TO BE DONE: Search the listing below for the string "государственную" and show each line that contains it.

[Records]
----
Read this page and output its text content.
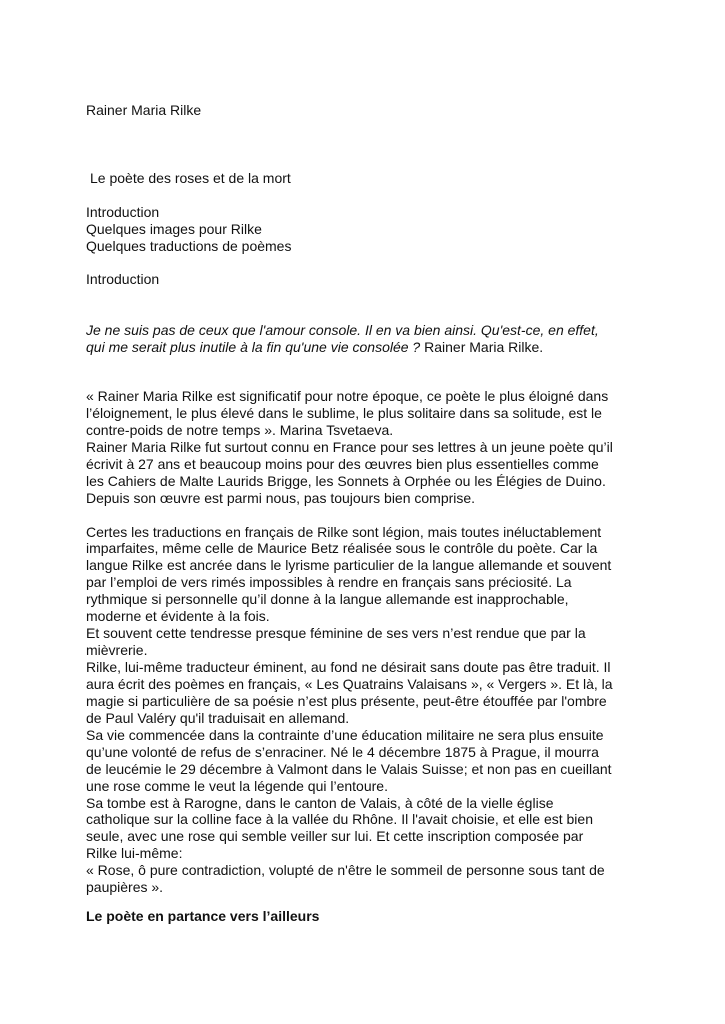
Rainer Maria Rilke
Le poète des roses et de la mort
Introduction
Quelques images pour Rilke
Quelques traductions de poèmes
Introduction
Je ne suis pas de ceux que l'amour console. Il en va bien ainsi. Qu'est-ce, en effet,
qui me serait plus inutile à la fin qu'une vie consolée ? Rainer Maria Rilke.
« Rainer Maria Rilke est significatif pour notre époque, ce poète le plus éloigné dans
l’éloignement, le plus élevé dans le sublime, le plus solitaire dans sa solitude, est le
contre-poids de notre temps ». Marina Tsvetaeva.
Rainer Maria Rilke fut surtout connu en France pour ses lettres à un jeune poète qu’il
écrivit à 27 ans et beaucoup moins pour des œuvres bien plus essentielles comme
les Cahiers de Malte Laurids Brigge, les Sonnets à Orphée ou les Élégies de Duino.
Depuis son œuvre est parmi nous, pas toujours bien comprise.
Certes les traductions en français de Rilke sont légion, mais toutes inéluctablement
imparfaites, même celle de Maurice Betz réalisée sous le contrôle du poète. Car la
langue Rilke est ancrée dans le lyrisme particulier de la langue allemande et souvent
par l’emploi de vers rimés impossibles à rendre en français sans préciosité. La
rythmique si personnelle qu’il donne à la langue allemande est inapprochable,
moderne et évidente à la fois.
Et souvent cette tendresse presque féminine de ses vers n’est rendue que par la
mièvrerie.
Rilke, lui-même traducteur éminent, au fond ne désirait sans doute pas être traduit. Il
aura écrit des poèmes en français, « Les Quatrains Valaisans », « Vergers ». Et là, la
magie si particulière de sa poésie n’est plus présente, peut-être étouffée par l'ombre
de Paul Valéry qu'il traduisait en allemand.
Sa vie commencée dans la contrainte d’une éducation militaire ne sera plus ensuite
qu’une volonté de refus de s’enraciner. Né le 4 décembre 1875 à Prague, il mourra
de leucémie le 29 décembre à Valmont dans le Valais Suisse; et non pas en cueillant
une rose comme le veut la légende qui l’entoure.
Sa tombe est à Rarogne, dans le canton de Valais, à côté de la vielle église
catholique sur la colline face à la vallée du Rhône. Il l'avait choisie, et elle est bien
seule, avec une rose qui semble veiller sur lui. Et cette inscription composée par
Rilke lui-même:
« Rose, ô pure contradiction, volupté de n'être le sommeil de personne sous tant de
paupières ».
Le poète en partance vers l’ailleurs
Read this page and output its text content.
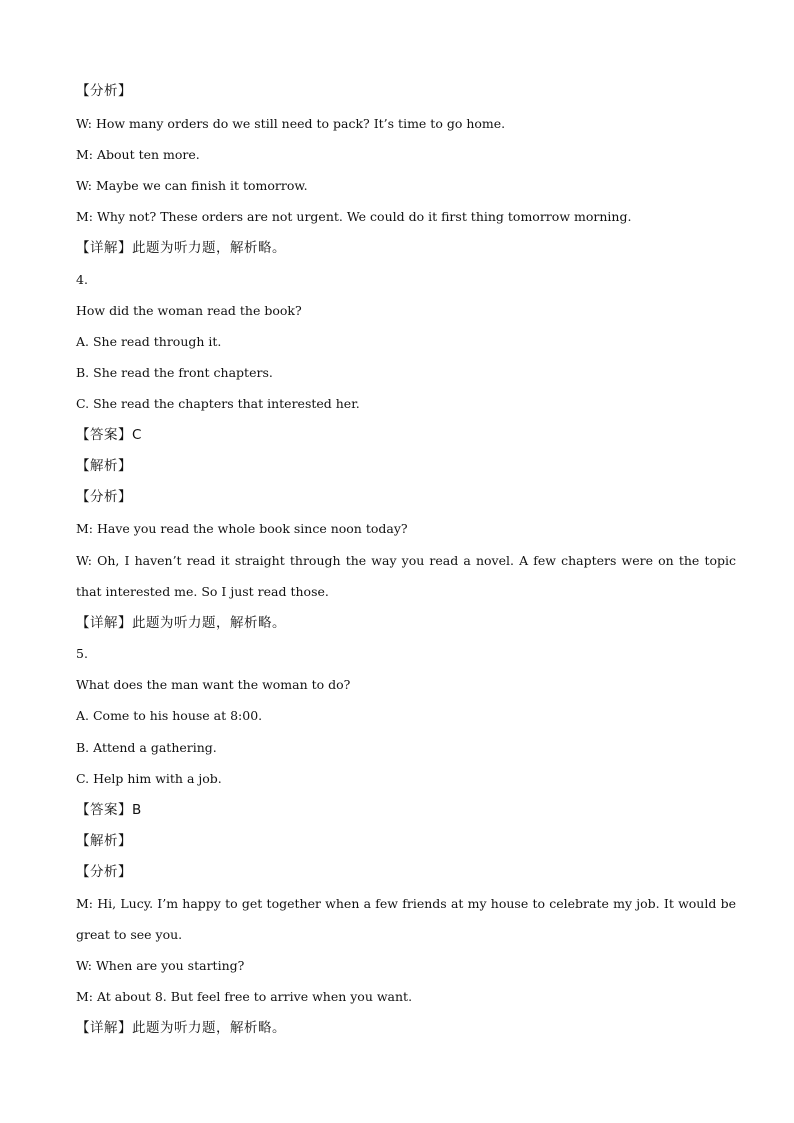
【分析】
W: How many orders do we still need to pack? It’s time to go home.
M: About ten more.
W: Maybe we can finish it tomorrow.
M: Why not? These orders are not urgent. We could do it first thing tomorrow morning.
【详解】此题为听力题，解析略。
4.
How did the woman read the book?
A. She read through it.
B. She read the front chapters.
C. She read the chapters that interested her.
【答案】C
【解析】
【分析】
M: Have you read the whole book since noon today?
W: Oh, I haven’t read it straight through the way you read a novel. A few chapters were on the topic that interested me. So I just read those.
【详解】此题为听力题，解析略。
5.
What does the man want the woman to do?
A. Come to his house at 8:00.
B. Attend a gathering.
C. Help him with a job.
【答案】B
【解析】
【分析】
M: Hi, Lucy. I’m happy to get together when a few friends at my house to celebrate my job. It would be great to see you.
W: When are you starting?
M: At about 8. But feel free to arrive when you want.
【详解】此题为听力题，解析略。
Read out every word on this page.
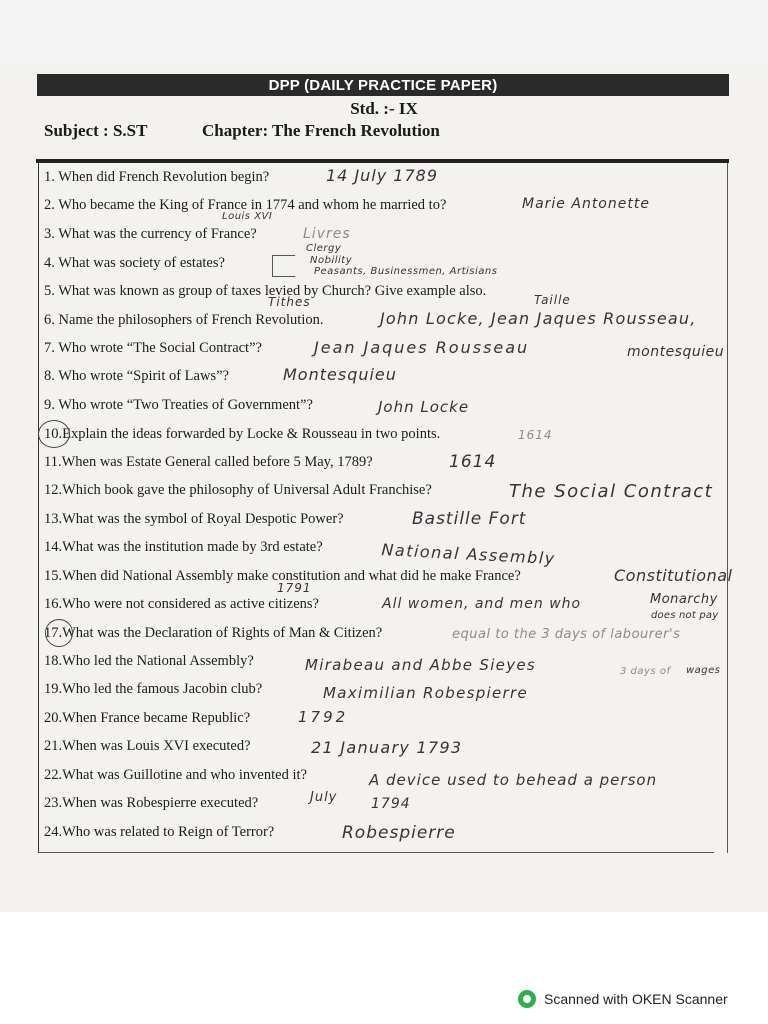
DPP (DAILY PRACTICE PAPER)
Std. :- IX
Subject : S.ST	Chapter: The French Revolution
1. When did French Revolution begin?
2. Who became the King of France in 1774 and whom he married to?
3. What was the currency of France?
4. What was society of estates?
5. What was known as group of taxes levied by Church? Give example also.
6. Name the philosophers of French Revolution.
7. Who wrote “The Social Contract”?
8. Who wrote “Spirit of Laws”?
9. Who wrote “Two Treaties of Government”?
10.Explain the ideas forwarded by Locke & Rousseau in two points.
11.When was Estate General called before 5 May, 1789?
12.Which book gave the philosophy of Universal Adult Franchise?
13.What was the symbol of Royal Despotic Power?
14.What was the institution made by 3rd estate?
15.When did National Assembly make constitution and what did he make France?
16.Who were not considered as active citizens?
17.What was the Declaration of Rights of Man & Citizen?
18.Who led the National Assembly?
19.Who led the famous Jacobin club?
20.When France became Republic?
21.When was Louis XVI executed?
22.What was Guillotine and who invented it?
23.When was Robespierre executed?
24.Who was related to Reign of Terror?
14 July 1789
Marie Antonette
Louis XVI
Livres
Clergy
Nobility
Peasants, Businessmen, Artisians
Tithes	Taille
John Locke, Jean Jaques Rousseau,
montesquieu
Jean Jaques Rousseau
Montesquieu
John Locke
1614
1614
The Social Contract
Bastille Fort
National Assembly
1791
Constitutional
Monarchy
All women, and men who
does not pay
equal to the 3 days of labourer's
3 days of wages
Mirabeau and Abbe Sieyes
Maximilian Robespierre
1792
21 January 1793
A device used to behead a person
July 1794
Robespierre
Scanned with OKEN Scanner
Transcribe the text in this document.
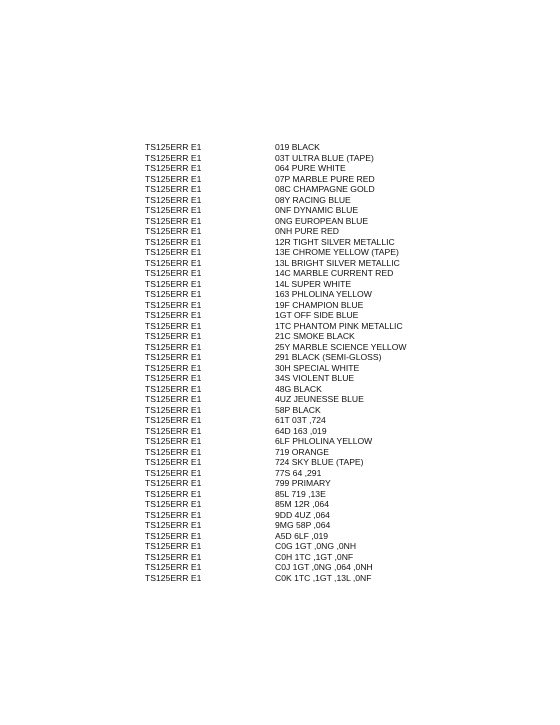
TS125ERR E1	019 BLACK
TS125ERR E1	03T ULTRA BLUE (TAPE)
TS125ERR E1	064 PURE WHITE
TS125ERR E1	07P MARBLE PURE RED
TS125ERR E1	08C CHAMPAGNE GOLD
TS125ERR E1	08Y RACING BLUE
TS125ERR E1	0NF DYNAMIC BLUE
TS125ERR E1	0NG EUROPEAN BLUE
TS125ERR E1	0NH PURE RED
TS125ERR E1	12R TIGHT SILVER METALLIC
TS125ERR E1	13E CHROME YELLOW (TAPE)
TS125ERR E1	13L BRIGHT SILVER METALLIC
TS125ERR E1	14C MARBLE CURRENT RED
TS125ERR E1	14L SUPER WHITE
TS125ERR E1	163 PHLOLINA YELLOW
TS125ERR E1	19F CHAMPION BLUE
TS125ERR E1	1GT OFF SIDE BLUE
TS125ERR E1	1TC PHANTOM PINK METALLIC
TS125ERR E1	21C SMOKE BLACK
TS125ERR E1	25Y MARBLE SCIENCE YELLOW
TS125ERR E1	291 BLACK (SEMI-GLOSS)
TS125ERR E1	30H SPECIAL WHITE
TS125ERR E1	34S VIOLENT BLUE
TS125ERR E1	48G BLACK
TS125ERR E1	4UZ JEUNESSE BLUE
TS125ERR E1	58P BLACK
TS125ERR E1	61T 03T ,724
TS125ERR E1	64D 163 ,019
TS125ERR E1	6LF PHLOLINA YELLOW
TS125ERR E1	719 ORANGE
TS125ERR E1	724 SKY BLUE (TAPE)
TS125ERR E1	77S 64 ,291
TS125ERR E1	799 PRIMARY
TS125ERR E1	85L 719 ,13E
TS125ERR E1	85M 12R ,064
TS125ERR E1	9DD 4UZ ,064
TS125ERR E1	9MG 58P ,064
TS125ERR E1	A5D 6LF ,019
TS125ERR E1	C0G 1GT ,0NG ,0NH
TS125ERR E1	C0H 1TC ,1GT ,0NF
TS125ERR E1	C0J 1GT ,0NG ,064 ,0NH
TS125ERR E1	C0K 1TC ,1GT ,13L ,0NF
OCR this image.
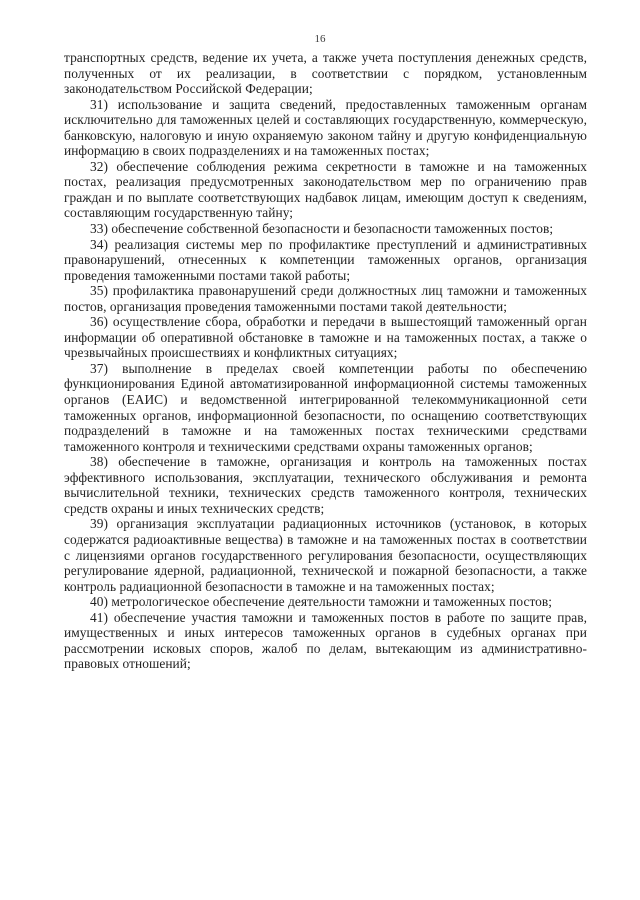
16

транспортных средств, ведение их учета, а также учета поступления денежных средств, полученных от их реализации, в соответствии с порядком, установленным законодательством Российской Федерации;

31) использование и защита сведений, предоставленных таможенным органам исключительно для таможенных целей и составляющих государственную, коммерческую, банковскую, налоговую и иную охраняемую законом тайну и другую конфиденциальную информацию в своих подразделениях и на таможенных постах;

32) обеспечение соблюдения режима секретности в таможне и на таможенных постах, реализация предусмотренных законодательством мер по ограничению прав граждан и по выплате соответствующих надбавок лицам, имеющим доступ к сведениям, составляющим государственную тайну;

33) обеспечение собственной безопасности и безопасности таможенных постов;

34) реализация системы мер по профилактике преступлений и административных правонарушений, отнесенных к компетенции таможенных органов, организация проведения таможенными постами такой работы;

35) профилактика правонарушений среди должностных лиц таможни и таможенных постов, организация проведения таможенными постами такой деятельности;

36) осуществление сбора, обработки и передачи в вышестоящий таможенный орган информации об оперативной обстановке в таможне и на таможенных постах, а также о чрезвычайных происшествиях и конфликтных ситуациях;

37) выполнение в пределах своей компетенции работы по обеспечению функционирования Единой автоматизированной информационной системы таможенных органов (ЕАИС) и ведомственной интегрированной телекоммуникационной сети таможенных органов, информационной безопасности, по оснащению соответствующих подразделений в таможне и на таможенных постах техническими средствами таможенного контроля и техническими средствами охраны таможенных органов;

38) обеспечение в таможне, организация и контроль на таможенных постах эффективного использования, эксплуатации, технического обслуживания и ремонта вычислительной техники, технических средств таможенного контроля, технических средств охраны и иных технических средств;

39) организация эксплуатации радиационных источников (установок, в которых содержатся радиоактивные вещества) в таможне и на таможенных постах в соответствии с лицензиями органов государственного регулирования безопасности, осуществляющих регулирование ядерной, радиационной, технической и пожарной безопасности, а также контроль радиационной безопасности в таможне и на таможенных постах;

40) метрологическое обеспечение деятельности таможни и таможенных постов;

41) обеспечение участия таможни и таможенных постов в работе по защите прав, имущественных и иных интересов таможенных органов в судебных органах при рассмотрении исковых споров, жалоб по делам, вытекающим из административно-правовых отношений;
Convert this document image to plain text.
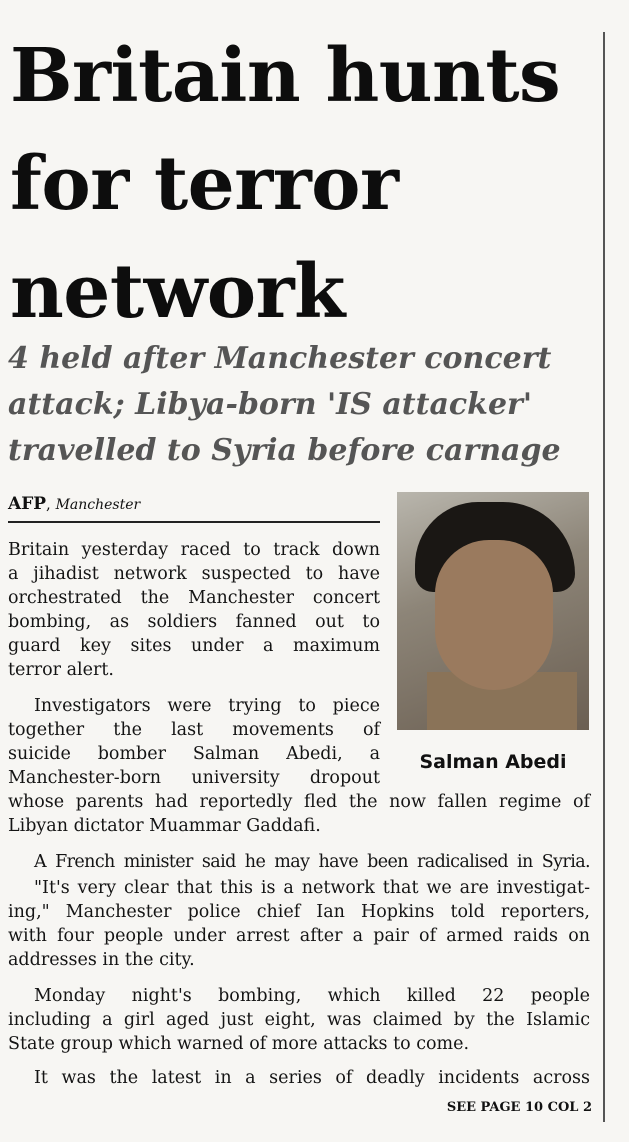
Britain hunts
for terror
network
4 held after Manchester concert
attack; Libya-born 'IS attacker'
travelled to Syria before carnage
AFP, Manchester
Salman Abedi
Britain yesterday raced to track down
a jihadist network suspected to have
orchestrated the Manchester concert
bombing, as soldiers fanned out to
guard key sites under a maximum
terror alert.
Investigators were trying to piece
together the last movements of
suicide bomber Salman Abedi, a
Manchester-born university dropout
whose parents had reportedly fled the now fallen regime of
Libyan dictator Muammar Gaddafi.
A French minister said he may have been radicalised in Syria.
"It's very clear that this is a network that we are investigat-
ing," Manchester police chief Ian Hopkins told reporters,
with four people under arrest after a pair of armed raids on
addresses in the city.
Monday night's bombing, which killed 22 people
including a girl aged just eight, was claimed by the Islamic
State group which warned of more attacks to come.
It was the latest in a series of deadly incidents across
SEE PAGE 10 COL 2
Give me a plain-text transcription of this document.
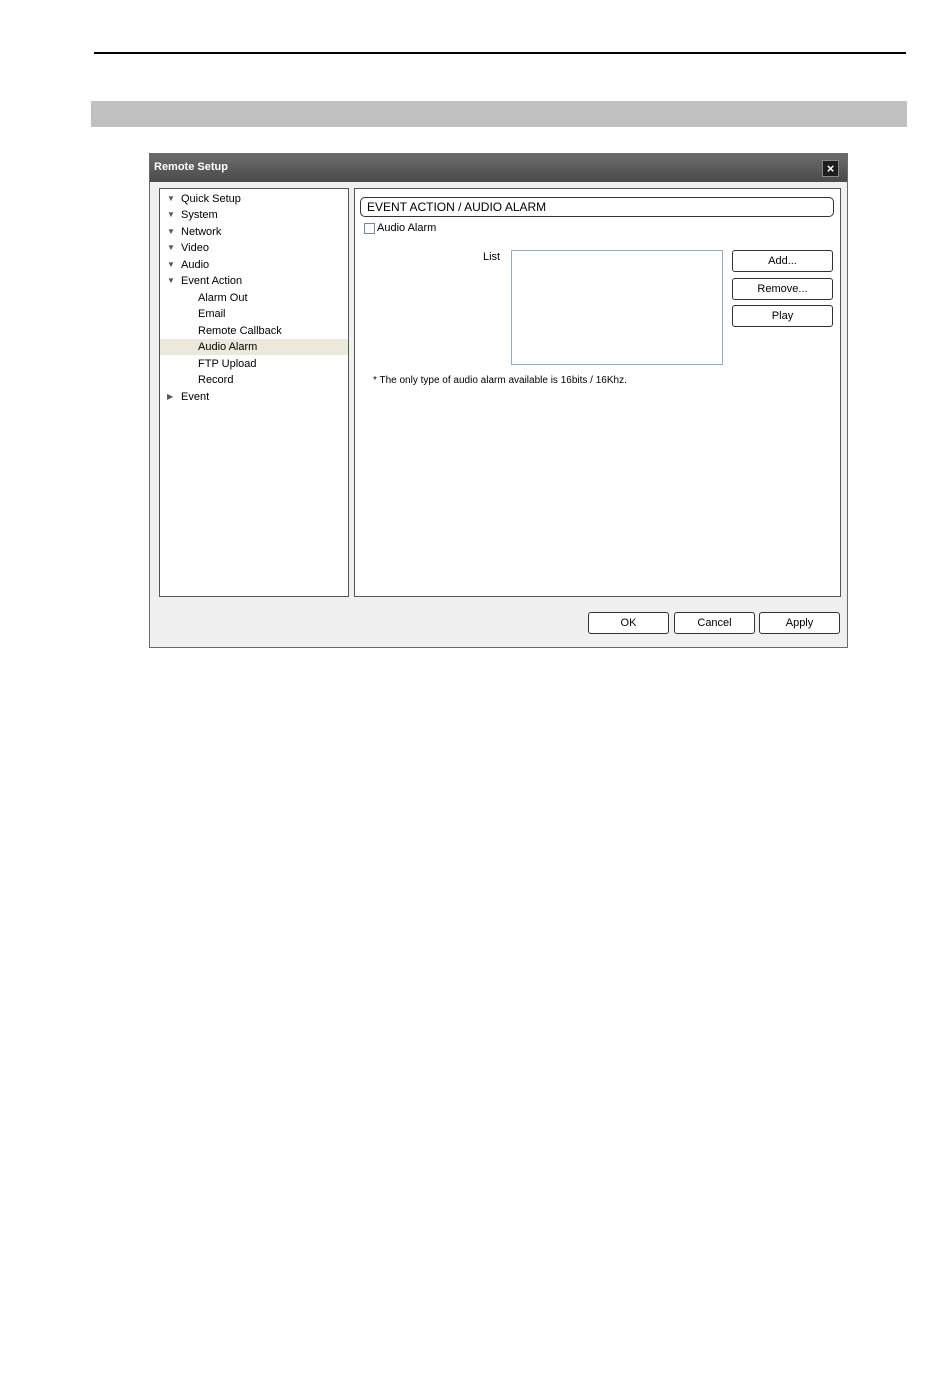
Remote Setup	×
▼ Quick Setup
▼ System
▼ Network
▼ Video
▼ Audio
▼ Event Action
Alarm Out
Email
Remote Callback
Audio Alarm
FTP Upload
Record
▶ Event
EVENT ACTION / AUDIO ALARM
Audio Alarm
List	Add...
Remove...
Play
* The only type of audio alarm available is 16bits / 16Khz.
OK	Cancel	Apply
----
COMPLETE OUTPUT:
31) использование и защита сведений, предоставленных таможенным органам исключительно для таможенных целей и составляющих государственную, коммерческую, банковскую, налоговую и иную охраняемую законом тайну и другую конфиденциальную информацию в своих подразделениях и на таможенных постах;
32) обеспечение соблюдения режима секретности в таможне и на таможенных постах, реализация предусмотренных законодательством мер по ограничению прав граждан и по выплате соответствующих надбавок лицам, имеющим доступ к сведениям, составляющим государственную тайну;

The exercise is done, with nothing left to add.